EXERCISE DATA

[Begin]

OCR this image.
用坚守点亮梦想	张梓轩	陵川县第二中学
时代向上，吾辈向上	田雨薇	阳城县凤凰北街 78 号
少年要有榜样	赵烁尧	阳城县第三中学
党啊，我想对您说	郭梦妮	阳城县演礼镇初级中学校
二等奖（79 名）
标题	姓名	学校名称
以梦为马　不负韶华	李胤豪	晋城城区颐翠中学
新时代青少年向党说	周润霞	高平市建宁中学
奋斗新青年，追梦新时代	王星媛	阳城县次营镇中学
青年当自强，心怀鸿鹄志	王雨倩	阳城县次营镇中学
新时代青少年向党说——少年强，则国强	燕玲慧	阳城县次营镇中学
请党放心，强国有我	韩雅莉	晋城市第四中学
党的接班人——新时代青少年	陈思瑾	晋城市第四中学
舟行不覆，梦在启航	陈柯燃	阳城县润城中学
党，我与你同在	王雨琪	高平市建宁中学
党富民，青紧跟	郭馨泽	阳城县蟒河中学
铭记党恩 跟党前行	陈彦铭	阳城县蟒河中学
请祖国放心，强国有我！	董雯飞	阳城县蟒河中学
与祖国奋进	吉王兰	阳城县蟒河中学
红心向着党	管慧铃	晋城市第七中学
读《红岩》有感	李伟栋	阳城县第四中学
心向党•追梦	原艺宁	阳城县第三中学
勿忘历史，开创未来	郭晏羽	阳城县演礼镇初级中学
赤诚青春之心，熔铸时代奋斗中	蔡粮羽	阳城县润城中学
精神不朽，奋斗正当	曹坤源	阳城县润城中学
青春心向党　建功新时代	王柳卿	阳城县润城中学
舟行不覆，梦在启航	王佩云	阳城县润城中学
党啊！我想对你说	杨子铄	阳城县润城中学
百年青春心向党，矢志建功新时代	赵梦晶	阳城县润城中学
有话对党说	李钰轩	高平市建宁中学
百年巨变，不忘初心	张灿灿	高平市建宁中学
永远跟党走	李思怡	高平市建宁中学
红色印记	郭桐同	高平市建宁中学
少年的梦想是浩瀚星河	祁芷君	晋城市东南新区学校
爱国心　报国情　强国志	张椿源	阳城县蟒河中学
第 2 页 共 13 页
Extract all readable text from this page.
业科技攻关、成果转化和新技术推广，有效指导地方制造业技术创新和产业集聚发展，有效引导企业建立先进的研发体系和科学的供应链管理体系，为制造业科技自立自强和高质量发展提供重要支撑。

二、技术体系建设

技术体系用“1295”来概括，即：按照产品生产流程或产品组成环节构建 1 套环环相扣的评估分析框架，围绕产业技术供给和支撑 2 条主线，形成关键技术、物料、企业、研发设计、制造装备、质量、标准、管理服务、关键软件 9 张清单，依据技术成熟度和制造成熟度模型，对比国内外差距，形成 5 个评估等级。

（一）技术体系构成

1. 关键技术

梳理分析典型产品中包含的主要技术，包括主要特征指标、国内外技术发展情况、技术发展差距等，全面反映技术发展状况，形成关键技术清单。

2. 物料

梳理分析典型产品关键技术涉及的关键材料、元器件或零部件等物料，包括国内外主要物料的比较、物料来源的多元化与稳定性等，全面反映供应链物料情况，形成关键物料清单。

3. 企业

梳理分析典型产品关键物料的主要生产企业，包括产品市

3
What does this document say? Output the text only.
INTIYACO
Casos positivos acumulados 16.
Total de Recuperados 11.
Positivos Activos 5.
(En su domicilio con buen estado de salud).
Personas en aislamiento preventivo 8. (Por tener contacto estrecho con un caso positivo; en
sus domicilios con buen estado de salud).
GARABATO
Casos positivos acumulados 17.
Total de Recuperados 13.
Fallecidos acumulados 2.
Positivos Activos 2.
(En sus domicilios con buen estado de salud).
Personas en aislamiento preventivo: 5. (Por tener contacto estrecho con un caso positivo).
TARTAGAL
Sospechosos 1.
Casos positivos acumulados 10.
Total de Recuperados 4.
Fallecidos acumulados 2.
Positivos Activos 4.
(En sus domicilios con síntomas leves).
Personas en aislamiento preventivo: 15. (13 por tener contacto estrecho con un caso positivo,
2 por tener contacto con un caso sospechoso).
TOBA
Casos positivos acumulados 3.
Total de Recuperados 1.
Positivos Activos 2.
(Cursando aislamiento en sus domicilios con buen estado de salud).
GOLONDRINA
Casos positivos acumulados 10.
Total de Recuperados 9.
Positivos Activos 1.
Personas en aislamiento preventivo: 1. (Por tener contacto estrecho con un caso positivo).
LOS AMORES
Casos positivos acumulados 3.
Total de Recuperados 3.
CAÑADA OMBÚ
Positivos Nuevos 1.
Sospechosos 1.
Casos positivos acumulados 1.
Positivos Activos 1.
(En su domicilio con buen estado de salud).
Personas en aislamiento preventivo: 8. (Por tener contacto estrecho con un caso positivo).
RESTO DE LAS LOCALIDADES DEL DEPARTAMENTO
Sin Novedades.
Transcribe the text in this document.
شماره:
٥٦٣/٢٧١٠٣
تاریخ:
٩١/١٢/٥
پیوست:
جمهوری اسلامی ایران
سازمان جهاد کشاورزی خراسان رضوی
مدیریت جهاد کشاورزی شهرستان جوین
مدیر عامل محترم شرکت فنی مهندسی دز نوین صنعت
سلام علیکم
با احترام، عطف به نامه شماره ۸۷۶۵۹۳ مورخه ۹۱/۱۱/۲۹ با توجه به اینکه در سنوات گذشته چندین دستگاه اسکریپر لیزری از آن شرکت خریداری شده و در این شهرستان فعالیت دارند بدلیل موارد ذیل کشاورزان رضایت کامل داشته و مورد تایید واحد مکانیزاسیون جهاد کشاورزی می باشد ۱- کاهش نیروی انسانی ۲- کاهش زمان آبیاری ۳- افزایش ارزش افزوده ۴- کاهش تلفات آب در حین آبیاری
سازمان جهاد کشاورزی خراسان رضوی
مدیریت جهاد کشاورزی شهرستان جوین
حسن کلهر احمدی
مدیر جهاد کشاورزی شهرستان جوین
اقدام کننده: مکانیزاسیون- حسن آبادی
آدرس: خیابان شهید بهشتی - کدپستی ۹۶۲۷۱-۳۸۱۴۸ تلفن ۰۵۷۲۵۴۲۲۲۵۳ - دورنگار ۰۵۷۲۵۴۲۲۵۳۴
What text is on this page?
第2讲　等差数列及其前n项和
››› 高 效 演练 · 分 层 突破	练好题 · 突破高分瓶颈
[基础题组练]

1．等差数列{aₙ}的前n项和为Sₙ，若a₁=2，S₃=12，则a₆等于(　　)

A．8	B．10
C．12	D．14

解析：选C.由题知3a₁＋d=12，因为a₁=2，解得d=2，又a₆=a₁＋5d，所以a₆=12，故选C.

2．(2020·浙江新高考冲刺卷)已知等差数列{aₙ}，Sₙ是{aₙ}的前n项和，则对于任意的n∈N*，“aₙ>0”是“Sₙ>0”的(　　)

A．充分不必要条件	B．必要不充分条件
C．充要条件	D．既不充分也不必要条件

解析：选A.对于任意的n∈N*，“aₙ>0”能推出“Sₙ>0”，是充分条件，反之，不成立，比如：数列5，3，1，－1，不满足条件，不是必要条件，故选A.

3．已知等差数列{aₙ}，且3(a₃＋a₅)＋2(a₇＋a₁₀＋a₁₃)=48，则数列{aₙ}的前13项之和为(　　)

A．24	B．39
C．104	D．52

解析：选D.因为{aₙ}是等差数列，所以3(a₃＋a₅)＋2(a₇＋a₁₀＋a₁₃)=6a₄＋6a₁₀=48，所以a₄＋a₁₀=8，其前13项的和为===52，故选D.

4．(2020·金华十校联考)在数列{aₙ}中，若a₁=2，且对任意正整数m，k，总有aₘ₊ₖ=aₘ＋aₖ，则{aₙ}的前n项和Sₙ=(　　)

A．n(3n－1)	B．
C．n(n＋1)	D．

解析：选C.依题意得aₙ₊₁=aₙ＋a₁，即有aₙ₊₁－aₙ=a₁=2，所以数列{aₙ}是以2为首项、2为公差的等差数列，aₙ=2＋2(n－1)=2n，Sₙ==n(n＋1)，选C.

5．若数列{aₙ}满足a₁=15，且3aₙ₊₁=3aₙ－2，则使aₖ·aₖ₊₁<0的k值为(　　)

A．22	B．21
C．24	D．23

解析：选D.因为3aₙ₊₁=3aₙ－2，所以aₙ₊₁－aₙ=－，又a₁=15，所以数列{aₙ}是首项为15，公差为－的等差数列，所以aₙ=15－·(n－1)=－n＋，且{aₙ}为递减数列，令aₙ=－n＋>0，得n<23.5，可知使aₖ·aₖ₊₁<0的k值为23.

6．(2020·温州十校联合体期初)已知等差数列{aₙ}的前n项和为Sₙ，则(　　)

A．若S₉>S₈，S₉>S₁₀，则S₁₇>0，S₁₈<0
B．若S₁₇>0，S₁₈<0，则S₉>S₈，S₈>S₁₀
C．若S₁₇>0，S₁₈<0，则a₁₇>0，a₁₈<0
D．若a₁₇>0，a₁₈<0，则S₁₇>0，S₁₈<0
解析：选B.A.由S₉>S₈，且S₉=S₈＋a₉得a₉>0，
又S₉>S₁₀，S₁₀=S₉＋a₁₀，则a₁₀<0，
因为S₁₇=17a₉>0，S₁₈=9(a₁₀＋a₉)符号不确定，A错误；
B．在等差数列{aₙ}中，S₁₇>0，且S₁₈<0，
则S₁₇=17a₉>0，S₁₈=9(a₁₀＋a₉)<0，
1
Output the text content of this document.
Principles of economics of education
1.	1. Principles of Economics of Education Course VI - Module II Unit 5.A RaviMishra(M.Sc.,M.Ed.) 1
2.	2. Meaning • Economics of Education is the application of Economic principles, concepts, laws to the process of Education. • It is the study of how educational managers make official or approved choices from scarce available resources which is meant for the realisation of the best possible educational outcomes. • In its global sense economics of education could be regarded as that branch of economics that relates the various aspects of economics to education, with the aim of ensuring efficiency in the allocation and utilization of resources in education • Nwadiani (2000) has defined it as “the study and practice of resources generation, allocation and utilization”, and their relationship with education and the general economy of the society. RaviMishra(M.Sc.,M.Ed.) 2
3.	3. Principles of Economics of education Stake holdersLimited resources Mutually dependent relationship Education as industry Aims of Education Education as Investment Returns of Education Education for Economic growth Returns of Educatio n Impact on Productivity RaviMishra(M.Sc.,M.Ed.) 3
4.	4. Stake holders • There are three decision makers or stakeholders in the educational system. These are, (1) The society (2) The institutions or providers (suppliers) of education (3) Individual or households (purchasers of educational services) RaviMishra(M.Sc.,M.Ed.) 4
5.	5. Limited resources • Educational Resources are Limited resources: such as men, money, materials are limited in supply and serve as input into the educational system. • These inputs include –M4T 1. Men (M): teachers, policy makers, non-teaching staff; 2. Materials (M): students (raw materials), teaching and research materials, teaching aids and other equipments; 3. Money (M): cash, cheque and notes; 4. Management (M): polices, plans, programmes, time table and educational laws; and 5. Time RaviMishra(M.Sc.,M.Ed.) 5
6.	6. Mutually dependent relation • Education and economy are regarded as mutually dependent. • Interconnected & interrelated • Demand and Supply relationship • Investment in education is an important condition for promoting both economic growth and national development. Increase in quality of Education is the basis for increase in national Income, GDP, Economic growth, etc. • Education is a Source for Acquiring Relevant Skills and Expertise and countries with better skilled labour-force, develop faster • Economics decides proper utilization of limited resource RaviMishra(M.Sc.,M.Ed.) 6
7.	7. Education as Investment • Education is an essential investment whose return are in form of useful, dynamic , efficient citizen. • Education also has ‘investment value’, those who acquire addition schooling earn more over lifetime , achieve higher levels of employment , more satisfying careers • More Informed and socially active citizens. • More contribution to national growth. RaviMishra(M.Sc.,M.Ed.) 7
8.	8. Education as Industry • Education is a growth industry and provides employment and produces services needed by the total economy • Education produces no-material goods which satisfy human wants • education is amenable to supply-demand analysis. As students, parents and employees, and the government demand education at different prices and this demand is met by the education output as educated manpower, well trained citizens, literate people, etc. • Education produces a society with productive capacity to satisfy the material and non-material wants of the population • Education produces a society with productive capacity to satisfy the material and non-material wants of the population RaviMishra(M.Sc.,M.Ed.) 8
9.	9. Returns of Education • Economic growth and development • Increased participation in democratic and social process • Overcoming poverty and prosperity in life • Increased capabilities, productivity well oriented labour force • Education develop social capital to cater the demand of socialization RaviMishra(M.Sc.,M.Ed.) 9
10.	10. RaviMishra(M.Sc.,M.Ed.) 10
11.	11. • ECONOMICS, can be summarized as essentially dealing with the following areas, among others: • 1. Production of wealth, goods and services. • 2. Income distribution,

[End]

REQUIREMENTS
Copy each line containing the word "Casos" from the data.

SOLUTION TO THE PROBLEM
Casos positivos acumulados 16.
Casos positivos acumulados 17.
Casos positivos acumulados 10.
Casos positivos acumulados 3.
Casos positivos acumulados 10.
Casos positivos acumulados 3.
Casos positivos acumulados 1.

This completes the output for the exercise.